== Input

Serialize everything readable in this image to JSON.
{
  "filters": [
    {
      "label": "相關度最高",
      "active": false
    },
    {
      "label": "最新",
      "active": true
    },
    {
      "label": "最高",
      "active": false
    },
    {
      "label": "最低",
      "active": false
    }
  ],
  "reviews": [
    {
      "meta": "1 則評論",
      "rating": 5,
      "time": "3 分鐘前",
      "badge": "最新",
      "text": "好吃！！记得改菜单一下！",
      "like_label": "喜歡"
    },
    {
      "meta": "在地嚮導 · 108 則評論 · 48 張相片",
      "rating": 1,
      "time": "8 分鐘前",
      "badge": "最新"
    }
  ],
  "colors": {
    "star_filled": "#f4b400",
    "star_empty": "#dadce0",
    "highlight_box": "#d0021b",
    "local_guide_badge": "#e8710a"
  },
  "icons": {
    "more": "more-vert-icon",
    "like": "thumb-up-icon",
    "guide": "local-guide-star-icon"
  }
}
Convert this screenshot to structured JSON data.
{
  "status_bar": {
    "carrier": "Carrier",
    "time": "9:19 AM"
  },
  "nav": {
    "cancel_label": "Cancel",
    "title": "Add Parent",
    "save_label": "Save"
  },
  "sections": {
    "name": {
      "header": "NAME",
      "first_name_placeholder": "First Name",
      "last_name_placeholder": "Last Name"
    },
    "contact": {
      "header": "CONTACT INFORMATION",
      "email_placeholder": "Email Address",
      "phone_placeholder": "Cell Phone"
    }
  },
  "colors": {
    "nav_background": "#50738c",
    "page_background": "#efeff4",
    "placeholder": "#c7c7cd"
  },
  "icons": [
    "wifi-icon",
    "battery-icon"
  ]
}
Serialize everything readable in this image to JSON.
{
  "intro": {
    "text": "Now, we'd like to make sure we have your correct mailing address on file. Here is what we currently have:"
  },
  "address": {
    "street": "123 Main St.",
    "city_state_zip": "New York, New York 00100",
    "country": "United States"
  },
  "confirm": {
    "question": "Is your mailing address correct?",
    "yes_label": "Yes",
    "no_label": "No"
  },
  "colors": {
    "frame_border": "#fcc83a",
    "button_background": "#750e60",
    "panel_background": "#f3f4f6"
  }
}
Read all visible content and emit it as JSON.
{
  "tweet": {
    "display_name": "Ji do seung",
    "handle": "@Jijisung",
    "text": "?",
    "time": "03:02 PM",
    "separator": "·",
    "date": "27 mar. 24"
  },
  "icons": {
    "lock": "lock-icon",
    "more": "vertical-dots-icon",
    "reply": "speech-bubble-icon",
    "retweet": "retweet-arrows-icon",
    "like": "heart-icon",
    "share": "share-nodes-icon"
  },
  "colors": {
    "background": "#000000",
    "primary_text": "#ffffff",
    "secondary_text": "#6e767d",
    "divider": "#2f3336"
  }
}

====

> Stated exercise
Please extract exactly, and only, the lines from the line containing "Read all visible content and emit it as JSON." through the last line of the records.

> Answer to the task
Read all visible content and emit it as JSON.
{
  "tweet": {
    "display_name": "Ji do seung",
    "handle": "@Jijisung",
    "text": "?",
    "time": "03:02 PM",
    "separator": "·",
    "date": "27 mar. 24"
  },
  "icons": {
    "lock": "lock-icon",
    "more": "vertical-dots-icon",
    "reply": "speech-bubble-icon",
    "retweet": "retweet-arrows-icon",
    "like": "heart-icon",
    "share": "share-nodes-icon"
  },
  "colors": {
    "background": "#000000",
    "primary_text": "#ffffff",
    "secondary_text": "#6e767d",
    "divider": "#2f3336"
  }
}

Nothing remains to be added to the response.